**Instructions to follow:**
Pick out the lines below that contain the string "ஜனவர" and copy them all.

Data excerpts
***

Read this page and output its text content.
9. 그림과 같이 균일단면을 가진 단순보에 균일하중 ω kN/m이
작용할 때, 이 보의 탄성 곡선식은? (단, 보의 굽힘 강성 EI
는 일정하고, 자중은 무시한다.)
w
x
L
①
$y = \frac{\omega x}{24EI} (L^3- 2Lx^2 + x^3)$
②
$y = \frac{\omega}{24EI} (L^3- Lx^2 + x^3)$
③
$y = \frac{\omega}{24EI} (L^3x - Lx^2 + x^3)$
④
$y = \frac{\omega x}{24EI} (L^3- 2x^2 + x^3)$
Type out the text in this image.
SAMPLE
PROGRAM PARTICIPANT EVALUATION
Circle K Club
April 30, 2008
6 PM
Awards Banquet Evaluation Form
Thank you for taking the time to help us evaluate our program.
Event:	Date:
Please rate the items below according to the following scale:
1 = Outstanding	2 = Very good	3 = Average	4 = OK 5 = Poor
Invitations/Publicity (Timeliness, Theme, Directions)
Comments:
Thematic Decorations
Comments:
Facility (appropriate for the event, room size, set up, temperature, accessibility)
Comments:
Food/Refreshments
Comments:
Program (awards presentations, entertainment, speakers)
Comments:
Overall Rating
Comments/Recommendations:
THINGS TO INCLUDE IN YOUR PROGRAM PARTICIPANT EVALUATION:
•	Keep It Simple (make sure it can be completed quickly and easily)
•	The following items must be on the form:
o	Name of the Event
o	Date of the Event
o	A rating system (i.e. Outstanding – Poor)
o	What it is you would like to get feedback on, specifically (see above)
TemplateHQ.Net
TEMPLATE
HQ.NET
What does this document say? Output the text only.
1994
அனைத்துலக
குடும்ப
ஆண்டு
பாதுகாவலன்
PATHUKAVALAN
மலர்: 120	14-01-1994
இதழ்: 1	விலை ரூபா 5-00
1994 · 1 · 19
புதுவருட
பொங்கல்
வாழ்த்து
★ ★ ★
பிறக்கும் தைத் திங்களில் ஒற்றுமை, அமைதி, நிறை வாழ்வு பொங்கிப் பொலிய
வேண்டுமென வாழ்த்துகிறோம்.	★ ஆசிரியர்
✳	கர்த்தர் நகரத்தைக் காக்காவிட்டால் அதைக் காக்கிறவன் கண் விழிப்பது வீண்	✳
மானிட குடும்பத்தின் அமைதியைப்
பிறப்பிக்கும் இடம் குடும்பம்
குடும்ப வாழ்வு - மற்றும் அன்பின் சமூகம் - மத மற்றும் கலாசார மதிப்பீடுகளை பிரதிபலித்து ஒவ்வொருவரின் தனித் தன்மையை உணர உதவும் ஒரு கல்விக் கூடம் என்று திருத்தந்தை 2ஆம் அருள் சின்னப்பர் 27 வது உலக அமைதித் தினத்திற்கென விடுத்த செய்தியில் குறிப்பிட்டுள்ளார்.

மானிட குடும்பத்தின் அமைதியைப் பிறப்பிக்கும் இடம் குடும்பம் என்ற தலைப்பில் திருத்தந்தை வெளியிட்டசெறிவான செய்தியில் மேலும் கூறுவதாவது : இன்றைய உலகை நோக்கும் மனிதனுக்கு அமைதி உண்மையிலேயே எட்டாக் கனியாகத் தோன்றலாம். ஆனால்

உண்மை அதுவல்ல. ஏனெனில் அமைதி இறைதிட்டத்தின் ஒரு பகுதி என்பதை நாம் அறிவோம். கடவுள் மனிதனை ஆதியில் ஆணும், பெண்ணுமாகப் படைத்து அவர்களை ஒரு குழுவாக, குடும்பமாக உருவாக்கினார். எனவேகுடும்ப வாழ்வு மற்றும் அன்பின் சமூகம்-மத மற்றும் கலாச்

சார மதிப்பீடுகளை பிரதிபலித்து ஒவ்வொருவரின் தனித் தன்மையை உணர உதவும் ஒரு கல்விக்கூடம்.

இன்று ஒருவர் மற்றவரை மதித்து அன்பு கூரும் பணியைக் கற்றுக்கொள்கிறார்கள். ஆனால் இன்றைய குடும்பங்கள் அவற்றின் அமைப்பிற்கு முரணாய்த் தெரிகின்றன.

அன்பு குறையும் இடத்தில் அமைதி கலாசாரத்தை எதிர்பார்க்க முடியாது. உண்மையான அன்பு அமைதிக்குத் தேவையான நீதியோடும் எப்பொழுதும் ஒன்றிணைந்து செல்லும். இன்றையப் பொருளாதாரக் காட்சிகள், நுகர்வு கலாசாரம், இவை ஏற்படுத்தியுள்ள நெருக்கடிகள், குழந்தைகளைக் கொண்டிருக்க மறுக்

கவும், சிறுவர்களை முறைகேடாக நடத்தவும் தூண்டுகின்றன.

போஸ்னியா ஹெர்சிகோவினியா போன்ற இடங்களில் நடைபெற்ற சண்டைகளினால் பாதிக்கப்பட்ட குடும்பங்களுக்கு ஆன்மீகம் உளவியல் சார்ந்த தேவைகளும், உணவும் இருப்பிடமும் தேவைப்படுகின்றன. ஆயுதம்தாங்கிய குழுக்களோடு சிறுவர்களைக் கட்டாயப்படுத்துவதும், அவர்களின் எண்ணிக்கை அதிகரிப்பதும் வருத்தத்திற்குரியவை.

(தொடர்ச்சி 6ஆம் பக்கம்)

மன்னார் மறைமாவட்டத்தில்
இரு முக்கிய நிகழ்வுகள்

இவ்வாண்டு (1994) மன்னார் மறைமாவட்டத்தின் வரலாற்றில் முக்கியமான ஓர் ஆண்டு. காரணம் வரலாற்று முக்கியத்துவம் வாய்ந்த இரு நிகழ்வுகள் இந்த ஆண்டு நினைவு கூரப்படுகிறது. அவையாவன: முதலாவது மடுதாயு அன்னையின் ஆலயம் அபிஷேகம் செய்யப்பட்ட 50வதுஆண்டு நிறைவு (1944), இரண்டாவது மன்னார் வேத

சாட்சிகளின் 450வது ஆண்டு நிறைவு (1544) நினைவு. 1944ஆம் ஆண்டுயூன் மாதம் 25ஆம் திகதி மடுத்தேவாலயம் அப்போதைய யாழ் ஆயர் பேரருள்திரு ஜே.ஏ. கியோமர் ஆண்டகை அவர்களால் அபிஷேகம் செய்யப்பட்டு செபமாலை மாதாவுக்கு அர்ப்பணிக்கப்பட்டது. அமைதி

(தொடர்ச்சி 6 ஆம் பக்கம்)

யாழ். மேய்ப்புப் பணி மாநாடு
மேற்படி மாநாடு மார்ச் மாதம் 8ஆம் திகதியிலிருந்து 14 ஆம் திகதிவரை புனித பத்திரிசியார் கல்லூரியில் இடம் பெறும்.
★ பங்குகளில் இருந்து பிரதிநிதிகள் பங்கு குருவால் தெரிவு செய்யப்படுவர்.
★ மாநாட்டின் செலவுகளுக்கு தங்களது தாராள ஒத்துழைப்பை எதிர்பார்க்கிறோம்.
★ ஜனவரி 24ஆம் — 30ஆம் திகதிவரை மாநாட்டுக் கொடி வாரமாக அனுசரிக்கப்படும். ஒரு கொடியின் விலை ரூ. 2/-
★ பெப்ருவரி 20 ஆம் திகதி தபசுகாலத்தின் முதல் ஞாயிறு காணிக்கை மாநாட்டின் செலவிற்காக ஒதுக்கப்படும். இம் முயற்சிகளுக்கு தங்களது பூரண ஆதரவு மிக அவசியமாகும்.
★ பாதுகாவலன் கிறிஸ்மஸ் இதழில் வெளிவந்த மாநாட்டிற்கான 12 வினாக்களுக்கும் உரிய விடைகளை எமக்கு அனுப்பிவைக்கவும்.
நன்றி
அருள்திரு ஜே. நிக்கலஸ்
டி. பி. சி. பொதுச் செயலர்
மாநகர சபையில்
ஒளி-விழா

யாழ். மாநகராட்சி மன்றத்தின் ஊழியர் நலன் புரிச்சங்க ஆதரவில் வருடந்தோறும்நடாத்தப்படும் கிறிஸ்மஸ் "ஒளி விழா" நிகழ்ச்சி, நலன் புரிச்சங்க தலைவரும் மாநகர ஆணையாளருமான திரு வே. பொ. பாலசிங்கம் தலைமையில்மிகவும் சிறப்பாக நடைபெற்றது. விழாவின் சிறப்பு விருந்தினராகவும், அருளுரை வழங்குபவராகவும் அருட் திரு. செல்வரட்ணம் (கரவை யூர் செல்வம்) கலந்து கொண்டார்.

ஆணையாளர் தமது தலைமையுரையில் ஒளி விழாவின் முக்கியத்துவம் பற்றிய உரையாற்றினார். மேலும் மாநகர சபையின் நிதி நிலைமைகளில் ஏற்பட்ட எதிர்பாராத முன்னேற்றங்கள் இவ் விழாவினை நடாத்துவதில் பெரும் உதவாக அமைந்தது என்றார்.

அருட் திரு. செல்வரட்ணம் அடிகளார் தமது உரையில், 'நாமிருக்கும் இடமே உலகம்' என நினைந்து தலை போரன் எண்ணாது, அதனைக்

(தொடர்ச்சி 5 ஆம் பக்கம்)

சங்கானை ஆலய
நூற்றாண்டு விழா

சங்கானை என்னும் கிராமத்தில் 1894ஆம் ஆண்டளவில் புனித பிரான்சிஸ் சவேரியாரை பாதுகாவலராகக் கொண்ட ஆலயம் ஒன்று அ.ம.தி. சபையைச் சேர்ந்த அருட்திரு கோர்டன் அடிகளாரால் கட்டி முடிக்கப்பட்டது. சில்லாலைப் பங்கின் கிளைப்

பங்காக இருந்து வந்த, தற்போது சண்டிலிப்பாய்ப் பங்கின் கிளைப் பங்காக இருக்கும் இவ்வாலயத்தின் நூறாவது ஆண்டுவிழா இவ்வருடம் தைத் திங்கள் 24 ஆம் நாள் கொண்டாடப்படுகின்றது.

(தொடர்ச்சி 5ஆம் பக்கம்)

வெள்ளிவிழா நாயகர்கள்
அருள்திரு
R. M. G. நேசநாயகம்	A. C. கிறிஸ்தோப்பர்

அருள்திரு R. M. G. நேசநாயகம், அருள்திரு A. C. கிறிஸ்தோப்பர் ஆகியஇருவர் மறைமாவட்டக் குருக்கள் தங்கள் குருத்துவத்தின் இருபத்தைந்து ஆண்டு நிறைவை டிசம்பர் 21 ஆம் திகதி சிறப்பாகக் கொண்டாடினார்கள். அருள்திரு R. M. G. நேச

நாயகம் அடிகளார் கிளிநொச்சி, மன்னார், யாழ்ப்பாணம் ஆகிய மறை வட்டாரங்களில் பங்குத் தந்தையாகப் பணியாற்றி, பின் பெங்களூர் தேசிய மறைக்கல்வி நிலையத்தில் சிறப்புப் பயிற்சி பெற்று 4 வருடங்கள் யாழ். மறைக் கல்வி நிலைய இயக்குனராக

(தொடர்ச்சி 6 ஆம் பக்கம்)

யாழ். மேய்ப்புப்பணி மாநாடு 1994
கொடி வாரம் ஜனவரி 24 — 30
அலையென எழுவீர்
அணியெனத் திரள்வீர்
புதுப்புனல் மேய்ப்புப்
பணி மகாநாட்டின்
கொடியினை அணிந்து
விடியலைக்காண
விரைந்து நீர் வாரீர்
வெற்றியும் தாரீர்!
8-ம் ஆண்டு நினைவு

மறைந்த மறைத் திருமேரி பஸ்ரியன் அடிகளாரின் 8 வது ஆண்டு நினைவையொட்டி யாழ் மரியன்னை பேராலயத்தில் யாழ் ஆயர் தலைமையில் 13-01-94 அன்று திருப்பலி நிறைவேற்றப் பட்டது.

***

**Written answer:**
★ ஜனவரி 24ஆம் — 30ஆம் திகதிவரை மாநாட்டுக் கொடி வாரமாக அனுசரிக்கப்படும். ஒரு கொடியின் விலை ரூ. 2/-
கொடி வாரம் ஜனவரி 24 — 30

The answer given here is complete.